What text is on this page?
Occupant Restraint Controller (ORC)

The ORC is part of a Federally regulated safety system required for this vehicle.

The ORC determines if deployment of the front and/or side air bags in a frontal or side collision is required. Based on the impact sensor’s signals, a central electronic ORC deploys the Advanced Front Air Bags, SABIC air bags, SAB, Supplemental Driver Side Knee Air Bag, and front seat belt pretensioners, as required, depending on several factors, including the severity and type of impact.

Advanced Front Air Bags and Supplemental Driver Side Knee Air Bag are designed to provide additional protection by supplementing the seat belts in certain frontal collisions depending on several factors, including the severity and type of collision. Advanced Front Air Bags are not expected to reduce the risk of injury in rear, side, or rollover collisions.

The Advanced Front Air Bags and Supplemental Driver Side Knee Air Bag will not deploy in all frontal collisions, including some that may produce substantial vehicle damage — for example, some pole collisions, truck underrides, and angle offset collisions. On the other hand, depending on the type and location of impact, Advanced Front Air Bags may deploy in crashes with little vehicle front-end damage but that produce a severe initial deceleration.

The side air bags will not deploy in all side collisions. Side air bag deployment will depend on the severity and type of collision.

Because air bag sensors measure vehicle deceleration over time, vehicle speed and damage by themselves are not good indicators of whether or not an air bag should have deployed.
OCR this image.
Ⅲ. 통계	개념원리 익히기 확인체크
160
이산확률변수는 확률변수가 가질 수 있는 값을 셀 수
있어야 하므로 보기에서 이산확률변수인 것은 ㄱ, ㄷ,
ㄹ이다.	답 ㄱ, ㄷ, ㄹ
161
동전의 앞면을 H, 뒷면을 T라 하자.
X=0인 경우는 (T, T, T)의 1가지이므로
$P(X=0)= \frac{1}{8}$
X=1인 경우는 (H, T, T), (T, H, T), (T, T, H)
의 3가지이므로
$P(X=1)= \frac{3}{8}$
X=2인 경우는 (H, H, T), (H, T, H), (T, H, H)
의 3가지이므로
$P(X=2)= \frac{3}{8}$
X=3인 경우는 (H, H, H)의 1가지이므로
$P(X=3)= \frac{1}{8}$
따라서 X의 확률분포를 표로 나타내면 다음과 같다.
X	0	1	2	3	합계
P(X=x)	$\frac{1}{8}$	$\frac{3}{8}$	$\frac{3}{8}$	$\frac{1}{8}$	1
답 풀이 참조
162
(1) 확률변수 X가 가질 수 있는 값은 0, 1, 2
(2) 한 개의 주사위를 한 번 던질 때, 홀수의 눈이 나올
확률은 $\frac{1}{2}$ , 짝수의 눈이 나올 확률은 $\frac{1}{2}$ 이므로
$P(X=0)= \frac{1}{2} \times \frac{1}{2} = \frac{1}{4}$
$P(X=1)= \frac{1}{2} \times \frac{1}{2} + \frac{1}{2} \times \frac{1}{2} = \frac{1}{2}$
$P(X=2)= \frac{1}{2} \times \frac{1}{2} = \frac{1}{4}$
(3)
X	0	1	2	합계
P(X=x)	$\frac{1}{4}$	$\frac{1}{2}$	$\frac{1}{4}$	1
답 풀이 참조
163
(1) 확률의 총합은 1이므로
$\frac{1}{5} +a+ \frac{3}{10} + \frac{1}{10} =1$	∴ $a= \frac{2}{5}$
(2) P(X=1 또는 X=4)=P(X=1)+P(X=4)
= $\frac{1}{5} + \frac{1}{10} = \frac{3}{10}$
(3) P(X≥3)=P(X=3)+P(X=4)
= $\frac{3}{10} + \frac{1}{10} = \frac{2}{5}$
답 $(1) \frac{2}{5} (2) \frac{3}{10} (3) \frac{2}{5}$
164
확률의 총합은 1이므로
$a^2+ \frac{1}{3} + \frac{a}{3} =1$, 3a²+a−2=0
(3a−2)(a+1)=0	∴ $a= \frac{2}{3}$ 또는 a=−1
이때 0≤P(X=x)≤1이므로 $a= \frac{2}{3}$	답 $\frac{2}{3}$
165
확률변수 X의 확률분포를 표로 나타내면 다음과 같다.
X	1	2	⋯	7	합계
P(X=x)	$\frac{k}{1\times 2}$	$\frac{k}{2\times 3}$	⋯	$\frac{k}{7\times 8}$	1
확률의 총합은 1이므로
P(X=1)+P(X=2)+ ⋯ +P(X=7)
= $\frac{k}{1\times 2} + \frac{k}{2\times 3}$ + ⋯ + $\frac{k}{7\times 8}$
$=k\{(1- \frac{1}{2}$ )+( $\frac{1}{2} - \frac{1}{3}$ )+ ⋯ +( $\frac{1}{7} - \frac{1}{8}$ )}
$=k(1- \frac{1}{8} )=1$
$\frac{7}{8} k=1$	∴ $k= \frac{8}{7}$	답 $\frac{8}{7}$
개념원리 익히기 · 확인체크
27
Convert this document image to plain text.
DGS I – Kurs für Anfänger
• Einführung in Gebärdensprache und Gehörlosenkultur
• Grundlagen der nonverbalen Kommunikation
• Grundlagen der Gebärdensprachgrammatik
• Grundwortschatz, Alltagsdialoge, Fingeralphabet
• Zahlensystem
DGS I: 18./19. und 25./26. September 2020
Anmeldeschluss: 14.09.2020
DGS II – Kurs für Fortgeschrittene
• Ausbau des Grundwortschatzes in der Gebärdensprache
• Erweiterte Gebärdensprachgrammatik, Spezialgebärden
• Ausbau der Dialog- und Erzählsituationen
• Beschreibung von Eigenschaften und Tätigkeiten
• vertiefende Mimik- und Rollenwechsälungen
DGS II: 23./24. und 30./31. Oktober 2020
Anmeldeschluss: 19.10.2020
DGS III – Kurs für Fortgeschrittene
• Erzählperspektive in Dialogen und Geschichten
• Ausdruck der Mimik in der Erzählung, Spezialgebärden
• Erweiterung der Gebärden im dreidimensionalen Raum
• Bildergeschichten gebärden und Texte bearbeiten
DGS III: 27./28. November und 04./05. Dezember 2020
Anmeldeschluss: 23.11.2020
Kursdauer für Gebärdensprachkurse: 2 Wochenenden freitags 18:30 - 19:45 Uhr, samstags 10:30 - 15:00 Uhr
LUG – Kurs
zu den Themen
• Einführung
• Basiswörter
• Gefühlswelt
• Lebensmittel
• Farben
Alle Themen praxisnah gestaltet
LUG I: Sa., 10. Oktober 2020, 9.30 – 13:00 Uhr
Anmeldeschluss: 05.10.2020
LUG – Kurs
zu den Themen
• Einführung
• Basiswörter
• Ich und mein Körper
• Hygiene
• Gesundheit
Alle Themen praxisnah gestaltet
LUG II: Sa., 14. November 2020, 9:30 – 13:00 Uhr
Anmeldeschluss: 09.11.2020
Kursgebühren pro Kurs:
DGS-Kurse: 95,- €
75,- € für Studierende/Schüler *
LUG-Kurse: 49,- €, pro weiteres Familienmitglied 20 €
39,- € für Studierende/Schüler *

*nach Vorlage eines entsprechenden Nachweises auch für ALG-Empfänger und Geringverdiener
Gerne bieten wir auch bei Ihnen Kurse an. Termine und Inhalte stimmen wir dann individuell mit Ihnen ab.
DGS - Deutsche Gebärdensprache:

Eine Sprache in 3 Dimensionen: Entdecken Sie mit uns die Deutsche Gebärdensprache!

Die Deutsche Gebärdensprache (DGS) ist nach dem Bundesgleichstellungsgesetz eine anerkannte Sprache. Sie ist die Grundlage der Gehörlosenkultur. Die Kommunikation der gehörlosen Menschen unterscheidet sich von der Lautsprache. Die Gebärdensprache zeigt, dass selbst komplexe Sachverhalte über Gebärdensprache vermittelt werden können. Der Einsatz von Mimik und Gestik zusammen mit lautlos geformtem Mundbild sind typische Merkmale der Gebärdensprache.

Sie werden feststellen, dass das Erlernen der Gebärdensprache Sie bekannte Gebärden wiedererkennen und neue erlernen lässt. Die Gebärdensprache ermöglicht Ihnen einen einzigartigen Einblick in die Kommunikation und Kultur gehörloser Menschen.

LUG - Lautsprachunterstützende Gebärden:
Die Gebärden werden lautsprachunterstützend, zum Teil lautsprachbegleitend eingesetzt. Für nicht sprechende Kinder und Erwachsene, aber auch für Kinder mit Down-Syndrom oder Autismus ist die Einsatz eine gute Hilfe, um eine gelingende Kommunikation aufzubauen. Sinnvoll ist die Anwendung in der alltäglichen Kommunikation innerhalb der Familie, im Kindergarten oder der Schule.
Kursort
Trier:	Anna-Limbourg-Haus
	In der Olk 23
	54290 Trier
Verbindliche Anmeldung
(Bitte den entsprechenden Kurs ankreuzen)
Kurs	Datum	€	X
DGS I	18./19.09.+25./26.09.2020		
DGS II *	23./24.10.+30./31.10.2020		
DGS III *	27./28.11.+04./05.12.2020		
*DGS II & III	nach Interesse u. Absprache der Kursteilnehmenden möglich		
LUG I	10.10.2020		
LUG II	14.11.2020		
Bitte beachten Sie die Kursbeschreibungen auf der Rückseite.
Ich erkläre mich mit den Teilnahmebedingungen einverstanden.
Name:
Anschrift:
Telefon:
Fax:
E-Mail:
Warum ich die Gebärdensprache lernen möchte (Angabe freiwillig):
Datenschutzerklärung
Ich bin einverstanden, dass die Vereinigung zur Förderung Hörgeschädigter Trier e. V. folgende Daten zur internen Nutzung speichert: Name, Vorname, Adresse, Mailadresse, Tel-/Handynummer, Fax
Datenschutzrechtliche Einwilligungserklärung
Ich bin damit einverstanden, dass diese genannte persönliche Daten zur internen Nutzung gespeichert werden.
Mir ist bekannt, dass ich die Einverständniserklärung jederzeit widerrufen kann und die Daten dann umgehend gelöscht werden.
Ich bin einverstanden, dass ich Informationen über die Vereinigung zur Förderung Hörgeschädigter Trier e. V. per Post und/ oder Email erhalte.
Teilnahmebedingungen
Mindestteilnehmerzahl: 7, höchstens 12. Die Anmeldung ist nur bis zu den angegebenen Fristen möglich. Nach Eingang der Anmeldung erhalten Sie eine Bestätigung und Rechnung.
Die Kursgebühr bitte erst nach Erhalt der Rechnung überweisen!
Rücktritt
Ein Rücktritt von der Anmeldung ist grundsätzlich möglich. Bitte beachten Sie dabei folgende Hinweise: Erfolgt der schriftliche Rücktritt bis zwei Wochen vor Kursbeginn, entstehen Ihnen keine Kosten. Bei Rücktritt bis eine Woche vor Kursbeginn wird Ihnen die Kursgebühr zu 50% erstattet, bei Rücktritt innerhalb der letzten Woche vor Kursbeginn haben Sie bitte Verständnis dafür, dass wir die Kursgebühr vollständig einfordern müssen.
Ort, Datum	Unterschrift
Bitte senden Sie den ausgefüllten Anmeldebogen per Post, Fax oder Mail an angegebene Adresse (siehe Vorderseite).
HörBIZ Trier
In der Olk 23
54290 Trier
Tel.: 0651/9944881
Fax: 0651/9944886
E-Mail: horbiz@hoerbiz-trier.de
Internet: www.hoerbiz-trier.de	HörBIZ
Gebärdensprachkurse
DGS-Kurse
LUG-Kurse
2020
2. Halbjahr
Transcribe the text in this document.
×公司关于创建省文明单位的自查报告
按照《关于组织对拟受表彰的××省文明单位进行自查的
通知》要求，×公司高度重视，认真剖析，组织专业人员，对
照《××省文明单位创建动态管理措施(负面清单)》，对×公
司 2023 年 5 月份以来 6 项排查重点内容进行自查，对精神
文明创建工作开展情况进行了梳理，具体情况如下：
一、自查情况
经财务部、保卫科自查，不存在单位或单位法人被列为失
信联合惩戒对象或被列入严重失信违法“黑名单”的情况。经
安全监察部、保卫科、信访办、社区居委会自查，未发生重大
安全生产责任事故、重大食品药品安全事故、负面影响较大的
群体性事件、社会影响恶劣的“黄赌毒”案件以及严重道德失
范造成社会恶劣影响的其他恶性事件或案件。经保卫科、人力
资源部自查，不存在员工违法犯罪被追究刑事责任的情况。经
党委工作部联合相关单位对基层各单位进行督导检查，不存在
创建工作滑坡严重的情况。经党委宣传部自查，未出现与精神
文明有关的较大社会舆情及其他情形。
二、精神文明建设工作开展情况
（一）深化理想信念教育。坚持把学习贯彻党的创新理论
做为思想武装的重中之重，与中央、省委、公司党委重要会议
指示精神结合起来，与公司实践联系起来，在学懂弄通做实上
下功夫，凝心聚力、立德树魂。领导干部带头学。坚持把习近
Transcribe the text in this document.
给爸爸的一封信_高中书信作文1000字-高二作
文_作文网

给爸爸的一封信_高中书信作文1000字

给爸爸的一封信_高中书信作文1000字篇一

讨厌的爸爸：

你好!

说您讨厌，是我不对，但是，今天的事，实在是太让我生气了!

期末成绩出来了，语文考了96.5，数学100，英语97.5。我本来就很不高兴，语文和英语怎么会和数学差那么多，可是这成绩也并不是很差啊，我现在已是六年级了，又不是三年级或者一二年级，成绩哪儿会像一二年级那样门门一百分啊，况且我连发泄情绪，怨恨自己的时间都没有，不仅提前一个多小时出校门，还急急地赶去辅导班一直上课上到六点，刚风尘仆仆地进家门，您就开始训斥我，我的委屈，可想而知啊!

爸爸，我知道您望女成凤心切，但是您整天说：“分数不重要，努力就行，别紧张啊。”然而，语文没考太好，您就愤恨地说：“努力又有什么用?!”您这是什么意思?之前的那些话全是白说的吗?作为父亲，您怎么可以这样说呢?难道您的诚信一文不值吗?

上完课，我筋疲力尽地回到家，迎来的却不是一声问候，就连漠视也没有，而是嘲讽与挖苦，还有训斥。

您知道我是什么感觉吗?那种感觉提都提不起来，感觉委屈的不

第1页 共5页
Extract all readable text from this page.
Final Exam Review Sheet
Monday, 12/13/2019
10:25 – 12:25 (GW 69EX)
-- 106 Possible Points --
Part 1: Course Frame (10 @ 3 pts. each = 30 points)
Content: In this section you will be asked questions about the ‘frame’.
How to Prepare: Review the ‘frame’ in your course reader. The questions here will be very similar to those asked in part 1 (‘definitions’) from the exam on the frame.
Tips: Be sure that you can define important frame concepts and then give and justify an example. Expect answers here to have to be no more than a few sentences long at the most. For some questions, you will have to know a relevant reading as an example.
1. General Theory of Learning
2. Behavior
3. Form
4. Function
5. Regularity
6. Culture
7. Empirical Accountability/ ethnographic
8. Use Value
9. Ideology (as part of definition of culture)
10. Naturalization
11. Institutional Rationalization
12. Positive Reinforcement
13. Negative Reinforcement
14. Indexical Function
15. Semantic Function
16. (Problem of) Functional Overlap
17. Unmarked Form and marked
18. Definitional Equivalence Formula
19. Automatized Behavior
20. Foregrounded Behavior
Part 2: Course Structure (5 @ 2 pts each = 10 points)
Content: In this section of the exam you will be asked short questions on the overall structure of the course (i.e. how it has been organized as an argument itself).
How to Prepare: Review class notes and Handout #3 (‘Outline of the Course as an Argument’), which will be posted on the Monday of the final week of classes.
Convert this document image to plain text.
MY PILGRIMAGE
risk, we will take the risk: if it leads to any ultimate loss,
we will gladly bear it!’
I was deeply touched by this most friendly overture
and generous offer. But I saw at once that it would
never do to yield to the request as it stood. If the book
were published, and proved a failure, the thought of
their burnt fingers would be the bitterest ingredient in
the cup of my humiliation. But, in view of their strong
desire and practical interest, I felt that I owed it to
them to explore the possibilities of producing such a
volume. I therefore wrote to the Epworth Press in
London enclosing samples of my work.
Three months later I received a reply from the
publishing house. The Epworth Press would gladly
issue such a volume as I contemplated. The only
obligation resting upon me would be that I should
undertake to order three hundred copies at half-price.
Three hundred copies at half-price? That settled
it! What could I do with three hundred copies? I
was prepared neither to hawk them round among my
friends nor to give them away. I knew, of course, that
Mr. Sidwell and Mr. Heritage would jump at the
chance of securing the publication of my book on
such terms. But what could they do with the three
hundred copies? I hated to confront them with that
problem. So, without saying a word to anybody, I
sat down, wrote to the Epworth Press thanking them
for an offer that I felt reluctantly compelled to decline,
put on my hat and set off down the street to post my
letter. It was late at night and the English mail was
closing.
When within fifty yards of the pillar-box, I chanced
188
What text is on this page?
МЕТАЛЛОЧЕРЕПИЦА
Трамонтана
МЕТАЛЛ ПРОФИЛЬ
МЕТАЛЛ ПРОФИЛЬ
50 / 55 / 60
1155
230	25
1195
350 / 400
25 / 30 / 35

-=-=-

▸ GOAL
Search the entries for "Press" and copy out each line that has it.

▸ PROBLEM SOLUTION
volume. I therefore wrote to the Epworth Press in
publishing house. The Epworth Press would gladly
sat down, wrote to the Epworth Press thanking them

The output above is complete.